[Figure collection entries]:
* * * * * * * * *

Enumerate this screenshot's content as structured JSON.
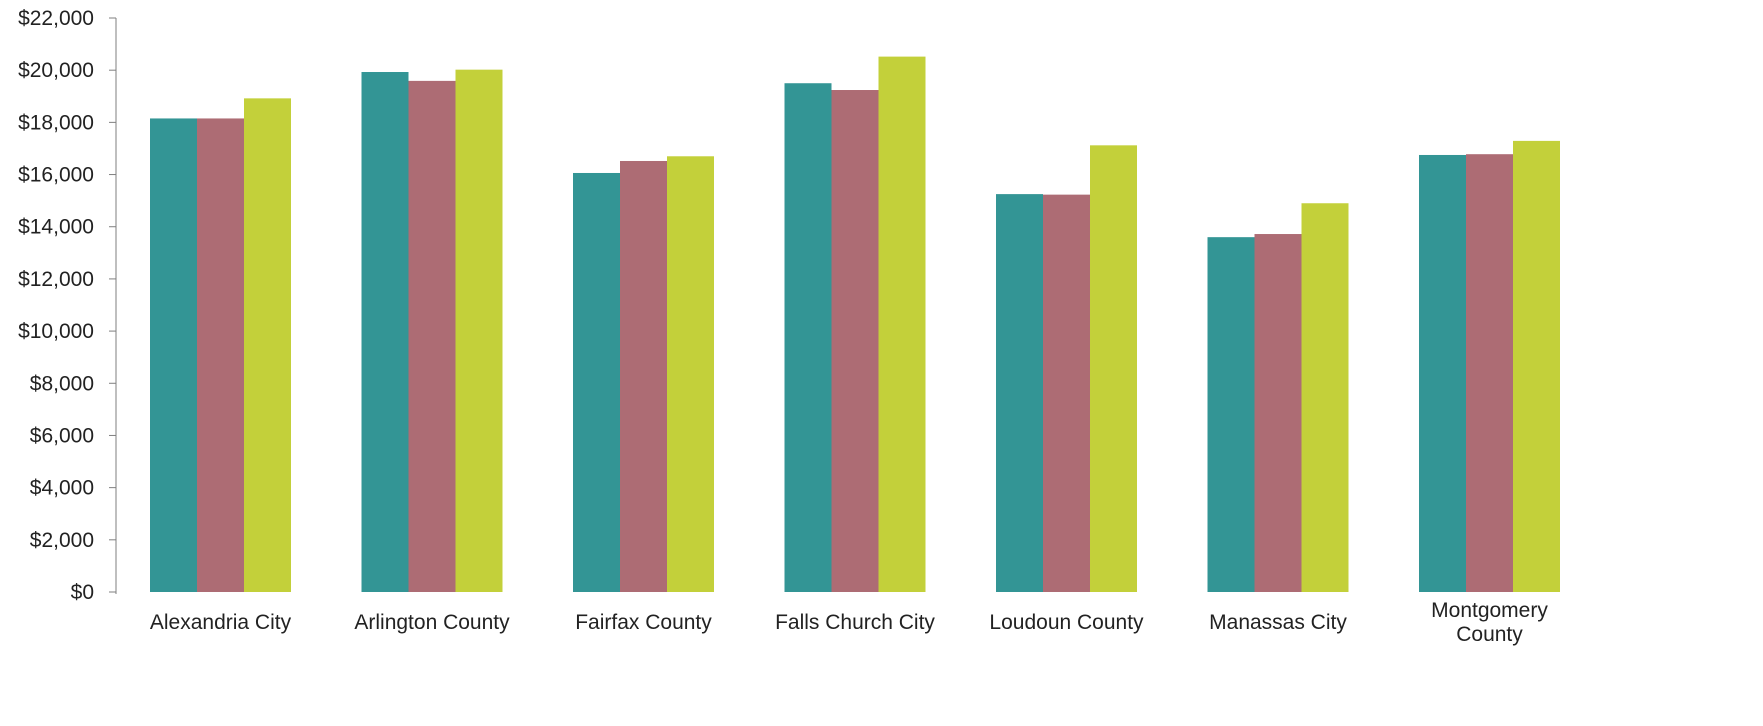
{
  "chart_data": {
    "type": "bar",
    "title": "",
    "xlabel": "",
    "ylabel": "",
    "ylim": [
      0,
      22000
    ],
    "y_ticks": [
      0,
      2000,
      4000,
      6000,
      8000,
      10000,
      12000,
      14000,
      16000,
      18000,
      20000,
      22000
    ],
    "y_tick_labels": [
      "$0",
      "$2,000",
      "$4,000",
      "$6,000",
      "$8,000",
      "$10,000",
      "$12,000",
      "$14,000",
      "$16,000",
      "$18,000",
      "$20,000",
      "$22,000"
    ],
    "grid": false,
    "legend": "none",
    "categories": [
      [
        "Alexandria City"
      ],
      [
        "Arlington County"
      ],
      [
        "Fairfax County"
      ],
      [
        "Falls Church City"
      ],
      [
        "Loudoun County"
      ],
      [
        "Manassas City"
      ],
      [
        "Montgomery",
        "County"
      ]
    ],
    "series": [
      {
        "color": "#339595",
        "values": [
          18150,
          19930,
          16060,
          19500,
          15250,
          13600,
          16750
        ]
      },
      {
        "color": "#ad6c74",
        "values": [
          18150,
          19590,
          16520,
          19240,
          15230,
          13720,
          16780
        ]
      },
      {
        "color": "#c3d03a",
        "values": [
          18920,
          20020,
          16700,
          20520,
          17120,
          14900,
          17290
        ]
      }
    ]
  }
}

* * * * * * * * *

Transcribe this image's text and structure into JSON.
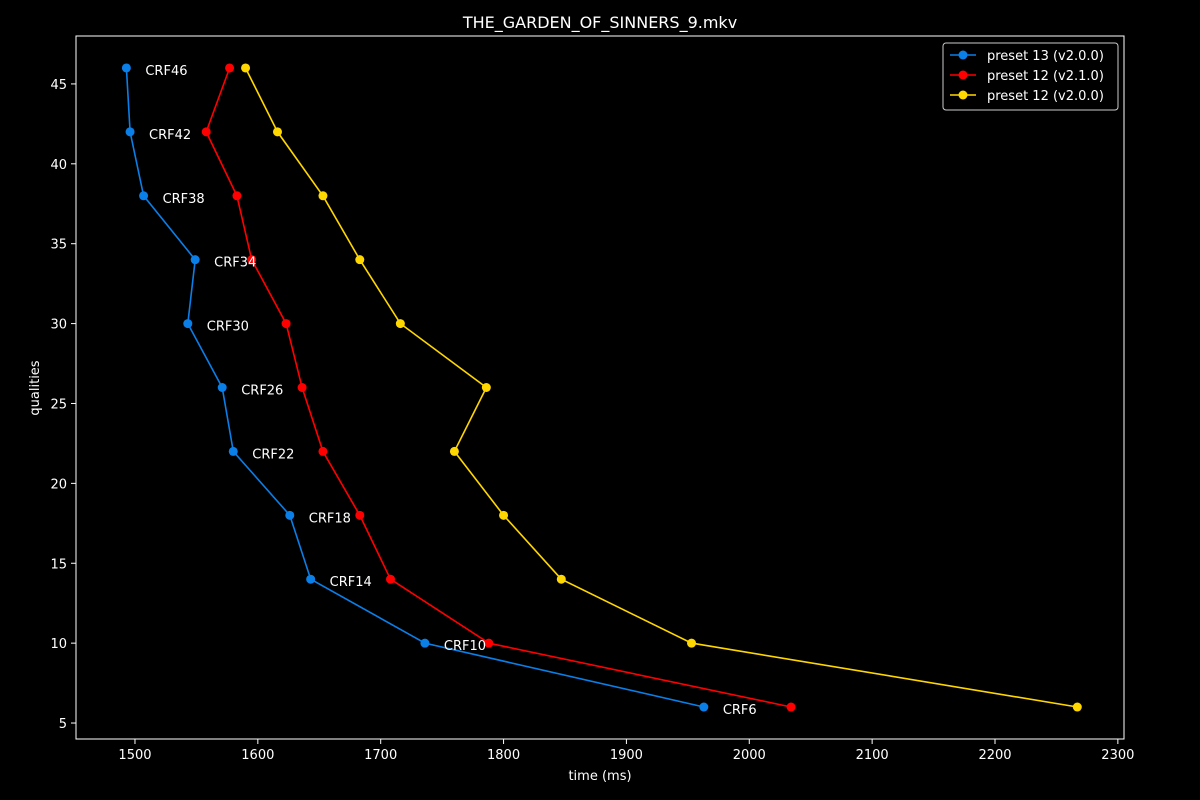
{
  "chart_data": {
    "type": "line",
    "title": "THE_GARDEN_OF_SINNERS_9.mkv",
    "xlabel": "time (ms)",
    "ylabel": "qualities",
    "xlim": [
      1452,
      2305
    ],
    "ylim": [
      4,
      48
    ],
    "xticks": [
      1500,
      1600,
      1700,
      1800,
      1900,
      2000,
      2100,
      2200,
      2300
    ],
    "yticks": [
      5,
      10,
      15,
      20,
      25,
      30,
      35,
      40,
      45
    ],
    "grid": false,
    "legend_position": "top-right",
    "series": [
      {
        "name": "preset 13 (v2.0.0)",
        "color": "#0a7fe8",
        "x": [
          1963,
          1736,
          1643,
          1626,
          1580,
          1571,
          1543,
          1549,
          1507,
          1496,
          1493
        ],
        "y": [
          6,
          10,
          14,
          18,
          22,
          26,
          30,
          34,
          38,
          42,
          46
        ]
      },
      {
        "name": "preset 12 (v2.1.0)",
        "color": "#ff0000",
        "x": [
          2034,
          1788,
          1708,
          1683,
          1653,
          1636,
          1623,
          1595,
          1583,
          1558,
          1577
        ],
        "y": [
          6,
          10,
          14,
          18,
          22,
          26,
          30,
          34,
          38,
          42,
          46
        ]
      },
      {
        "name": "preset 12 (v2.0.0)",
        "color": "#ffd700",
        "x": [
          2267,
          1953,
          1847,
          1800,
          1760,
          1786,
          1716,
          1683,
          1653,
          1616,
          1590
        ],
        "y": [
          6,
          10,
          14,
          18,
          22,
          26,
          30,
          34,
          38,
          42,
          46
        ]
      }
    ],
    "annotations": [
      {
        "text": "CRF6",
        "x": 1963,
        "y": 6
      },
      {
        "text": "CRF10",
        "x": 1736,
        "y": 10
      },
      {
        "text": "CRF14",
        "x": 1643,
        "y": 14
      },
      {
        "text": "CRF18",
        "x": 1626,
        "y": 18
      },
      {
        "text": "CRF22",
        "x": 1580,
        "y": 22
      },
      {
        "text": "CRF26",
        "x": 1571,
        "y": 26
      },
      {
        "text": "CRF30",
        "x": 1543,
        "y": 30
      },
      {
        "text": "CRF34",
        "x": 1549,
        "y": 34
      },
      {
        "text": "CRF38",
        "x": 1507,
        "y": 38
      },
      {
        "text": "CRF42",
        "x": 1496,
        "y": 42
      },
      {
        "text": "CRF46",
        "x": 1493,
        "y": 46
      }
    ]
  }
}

* * * * * * * * *

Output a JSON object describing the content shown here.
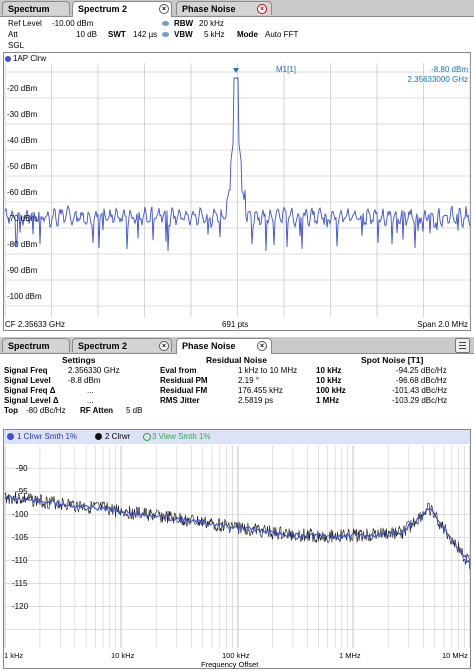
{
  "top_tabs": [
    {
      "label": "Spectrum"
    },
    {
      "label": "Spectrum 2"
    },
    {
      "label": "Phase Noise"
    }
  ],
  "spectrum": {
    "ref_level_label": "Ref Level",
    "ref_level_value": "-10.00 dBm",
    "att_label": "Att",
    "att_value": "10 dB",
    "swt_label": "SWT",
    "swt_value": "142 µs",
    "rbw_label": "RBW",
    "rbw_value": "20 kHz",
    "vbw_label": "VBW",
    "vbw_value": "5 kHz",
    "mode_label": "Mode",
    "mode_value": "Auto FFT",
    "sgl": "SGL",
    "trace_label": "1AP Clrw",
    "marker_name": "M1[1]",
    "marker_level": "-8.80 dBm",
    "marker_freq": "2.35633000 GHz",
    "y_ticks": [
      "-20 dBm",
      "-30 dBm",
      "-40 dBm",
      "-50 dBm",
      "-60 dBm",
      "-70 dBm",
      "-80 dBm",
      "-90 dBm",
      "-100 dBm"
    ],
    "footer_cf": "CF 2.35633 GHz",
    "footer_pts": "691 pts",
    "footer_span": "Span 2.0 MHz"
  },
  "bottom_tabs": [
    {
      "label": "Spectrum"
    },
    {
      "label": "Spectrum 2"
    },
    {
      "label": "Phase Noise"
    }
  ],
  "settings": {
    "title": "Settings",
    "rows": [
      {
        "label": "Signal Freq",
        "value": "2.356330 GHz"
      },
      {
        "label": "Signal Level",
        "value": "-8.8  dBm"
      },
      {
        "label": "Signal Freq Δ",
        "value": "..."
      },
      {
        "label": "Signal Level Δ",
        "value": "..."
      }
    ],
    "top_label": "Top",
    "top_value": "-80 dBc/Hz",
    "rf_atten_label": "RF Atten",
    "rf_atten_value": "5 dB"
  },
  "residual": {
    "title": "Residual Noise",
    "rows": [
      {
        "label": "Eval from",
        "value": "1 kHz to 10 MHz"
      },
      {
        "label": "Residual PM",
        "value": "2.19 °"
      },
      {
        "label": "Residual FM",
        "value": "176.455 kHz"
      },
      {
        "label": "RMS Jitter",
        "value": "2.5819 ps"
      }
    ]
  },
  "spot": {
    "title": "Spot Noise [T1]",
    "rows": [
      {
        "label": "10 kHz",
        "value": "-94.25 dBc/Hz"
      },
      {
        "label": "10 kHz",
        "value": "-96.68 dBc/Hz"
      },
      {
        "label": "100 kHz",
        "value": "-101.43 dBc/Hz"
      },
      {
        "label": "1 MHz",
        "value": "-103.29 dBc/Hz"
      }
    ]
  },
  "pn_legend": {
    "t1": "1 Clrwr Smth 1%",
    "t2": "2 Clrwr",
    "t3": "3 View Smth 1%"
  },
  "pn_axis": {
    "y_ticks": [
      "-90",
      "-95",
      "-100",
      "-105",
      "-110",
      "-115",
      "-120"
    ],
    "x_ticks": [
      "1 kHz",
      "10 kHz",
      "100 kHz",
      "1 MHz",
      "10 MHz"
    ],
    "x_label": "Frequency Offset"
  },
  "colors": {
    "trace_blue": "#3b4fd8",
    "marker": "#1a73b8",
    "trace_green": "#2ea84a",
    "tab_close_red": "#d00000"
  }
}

* * * * * * * * *

[Problem requirements]:
Identify the lines above that contain the word "title", then copy them.

[Exercise answer]:
    "title": "",
    "title": "THE_GARDEN_OF_SINNERS_9.mkv",
    "title": "Settings",
    "title": "Residual Noise",
    "title": "Spot Noise [T1]",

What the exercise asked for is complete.